Collected data entries
---

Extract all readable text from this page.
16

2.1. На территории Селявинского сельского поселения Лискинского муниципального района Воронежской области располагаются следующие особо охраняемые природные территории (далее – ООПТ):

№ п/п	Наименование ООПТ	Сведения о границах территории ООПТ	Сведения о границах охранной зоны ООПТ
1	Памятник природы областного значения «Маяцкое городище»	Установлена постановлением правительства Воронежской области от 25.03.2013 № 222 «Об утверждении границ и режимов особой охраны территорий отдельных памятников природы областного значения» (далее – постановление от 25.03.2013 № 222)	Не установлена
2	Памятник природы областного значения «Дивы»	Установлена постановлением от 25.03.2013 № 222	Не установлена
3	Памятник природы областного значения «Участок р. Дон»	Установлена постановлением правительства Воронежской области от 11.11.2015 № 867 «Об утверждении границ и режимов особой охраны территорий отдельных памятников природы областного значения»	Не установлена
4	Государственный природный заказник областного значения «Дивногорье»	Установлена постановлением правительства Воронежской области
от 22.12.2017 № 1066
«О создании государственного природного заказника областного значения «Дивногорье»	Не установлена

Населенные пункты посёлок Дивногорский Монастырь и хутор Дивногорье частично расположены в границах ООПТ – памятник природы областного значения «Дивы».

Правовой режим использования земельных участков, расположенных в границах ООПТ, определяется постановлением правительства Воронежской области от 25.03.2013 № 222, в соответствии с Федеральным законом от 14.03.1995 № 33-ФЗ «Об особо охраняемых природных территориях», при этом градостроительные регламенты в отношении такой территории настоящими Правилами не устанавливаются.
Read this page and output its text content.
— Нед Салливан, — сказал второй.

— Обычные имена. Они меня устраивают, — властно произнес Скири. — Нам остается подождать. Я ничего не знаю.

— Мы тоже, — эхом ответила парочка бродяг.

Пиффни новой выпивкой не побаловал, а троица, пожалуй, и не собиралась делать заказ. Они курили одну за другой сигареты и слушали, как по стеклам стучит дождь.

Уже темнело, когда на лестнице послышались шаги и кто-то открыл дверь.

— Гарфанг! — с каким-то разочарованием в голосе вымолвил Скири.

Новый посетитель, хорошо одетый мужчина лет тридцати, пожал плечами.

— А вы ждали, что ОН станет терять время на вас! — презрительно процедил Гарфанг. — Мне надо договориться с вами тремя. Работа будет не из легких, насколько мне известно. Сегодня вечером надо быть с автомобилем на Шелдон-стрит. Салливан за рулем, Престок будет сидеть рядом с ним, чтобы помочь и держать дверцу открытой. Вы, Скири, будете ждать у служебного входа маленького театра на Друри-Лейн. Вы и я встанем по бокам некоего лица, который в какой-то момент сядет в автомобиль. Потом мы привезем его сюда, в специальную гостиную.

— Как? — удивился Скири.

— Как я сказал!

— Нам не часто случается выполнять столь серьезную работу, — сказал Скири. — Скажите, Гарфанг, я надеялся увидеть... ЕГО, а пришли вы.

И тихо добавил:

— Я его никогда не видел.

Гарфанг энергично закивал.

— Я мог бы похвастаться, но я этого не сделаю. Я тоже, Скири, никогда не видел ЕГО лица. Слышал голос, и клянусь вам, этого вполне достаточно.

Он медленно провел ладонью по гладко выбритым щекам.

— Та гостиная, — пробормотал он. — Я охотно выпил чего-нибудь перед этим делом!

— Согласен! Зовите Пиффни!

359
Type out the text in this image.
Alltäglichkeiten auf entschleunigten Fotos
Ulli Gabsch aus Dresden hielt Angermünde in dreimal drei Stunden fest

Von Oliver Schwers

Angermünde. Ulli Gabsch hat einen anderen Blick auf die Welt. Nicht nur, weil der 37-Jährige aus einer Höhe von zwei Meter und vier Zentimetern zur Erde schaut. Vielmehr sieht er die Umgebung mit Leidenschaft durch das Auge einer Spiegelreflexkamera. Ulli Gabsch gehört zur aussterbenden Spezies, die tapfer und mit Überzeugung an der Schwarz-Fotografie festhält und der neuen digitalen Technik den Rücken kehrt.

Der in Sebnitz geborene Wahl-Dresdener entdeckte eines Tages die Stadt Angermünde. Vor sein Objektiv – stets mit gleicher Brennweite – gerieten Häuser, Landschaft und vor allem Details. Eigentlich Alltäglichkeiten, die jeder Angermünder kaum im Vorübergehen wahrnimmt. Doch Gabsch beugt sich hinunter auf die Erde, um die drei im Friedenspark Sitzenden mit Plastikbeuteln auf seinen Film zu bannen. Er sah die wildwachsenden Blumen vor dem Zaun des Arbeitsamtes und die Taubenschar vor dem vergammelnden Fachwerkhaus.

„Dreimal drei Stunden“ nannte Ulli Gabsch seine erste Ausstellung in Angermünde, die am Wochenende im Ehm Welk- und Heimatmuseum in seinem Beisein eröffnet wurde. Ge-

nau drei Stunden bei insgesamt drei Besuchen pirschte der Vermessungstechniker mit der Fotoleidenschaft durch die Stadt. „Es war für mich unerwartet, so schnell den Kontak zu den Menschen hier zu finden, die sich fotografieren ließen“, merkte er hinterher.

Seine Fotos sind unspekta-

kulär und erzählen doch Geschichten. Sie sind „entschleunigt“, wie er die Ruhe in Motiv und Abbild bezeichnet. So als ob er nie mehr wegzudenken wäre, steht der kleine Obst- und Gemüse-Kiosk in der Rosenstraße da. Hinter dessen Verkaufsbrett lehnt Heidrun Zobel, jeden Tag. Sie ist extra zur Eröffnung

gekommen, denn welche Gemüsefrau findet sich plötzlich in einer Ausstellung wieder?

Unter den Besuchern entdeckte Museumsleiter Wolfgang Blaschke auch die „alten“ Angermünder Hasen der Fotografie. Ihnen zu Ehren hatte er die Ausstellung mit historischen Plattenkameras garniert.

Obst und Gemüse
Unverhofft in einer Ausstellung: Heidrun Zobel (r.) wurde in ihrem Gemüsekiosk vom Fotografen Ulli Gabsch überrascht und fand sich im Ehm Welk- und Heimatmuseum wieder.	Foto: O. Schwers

---

Copy out each record exactly as given, omitting none.

Extract all readable text from this page.
16

2.1. На территории Селявинского сельского поселения Лискинского муниципального района Воронежской области располагаются следующие особо охраняемые природные территории (далее – ООПТ):

№ п/п	Наименование ООПТ	Сведения о границах территории ООПТ	Сведения о границах охранной зоны ООПТ
1	Памятник природы областного значения «Маяцкое городище»	Установлена постановлением правительства Воронежской области от 25.03.2013 № 222 «Об утверждении границ и режимов особой охраны территорий отдельных памятников природы областного значения» (далее – постановление от 25.03.2013 № 222)	Не установлена
2	Памятник природы областного значения «Дивы»	Установлена постановлением от 25.03.2013 № 222	Не установлена
3	Памятник природы областного значения «Участок р. Дон»	Установлена постановлением правительства Воронежской области от 11.11.2015 № 867 «Об утверждении границ и режимов особой охраны территорий отдельных памятников природы областного значения»	Не установлена
4	Государственный природный заказник областного значения «Дивногорье»	Установлена постановлением правительства Воронежской области
от 22.12.2017 № 1066
«О создании государственного природного заказника областного значения «Дивногорье»	Не установлена

Населенные пункты посёлок Дивногорский Монастырь и хутор Дивногорье частично расположены в границах ООПТ – памятник природы областного значения «Дивы».

Правовой режим использования земельных участков, расположенных в границах ООПТ, определяется постановлением правительства Воронежской области от 25.03.2013 № 222, в соответствии с Федеральным законом от 14.03.1995 № 33-ФЗ «Об особо охраняемых природных территориях», при этом градостроительные регламенты в отношении такой территории настоящими Правилами не устанавливаются.
Read this page and output its text content.
— Нед Салливан, — сказал второй.

— Обычные имена. Они меня устраивают, — властно произнес Скири. — Нам остается подождать. Я ничего не знаю.

— Мы тоже, — эхом ответила парочка бродяг.

Пиффни новой выпивкой не побаловал, а троица, пожалуй, и не собиралась делать заказ. Они курили одну за другой сигареты и слушали, как по стеклам стучит дождь.

Уже темнело, когда на лестнице послышались шаги и кто-то открыл дверь.

— Гарфанг! — с каким-то разочарованием в голосе вымолвил Скири.

Новый посетитель, хорошо одетый мужчина лет тридцати, пожал плечами.

— А вы ждали, что ОН станет терять время на вас! — презрительно процедил Гарфанг. — Мне надо договориться с вами тремя. Работа будет не из легких, насколько мне известно. Сегодня вечером надо быть с автомобилем на Шелдон-стрит. Салливан за рулем, Престок будет сидеть рядом с ним, чтобы помочь и держать дверцу открытой. Вы, Скири, будете ждать у служебного входа маленького театра на Друри-Лейн. Вы и я встанем по бокам некоего лица, который в какой-то момент сядет в автомобиль. Потом мы привезем его сюда, в специальную гостиную.

— Как? — удивился Скири.

— Как я сказал!

— Нам не часто случается выполнять столь серьезную работу, — сказал Скири. — Скажите, Гарфанг, я надеялся увидеть... ЕГО, а пришли вы.

И тихо добавил:

— Я его никогда не видел.

Гарфанг энергично закивал.

— Я мог бы похвастаться, но я этого не сделаю. Я тоже, Скири, никогда не видел ЕГО лица. Слышал голос, и клянусь вам, этого вполне достаточно.

Он медленно провел ладонью по гладко выбритым щекам.

— Та гостиная, — пробормотал он. — Я охотно выпил чего-нибудь перед этим делом!

— Согласен! Зовите Пиффни!

359
Type out the text in this image.
Alltäglichkeiten auf entschleunigten Fotos
Ulli Gabsch aus Dresden hielt Angermünde in dreimal drei Stunden fest

Von Oliver Schwers

Angermünde. Ulli Gabsch hat einen anderen Blick auf die Welt. Nicht nur, weil der 37-Jährige aus einer Höhe von zwei Meter und vier Zentimetern zur Erde schaut. Vielmehr sieht er die Umgebung mit Leidenschaft durch das Auge einer Spiegelreflexkamera. Ulli Gabsch gehört zur aussterbenden Spezies, die tapfer und mit Überzeugung an der Schwarz-Fotografie festhält und der neuen digitalen Technik den Rücken kehrt.

Der in Sebnitz geborene Wahl-Dresdener entdeckte eines Tages die Stadt Angermünde. Vor sein Objektiv – stets mit gleicher Brennweite – gerieten Häuser, Landschaft und vor allem Details. Eigentlich Alltäglichkeiten, die jeder Angermünder kaum im Vorübergehen wahrnimmt. Doch Gabsch beugt sich hinunter auf die Erde, um die drei im Friedenspark Sitzenden mit Plastikbeuteln auf seinen Film zu bannen. Er sah die wildwachsenden Blumen vor dem Zaun des Arbeitsamtes und die Taubenschar vor dem vergammelnden Fachwerkhaus.

„Dreimal drei Stunden“ nannte Ulli Gabsch seine erste Ausstellung in Angermünde, die am Wochenende im Ehm Welk- und Heimatmuseum in seinem Beisein eröffnet wurde. Ge-

nau drei Stunden bei insgesamt drei Besuchen pirschte der Vermessungstechniker mit der Fotoleidenschaft durch die Stadt. „Es war für mich unerwartet, so schnell den Kontak zu den Menschen hier zu finden, die sich fotografieren ließen“, merkte er hinterher.

Seine Fotos sind unspekta-

kulär und erzählen doch Geschichten. Sie sind „entschleunigt“, wie er die Ruhe in Motiv und Abbild bezeichnet. So als ob er nie mehr wegzudenken wäre, steht der kleine Obst- und Gemüse-Kiosk in der Rosenstraße da. Hinter dessen Verkaufsbrett lehnt Heidrun Zobel, jeden Tag. Sie ist extra zur Eröffnung

gekommen, denn welche Gemüsefrau findet sich plötzlich in einer Ausstellung wieder?

Unter den Besuchern entdeckte Museumsleiter Wolfgang Blaschke auch die „alten“ Angermünder Hasen der Fotografie. Ihnen zu Ehren hatte er die Ausstellung mit historischen Plattenkameras garniert.

Obst und Gemüse
Unverhofft in einer Ausstellung: Heidrun Zobel (r.) wurde in ihrem Gemüsekiosk vom Fotografen Ulli Gabsch überrascht und fand sich im Ehm Welk- und Heimatmuseum wieder.	Foto: O. Schwers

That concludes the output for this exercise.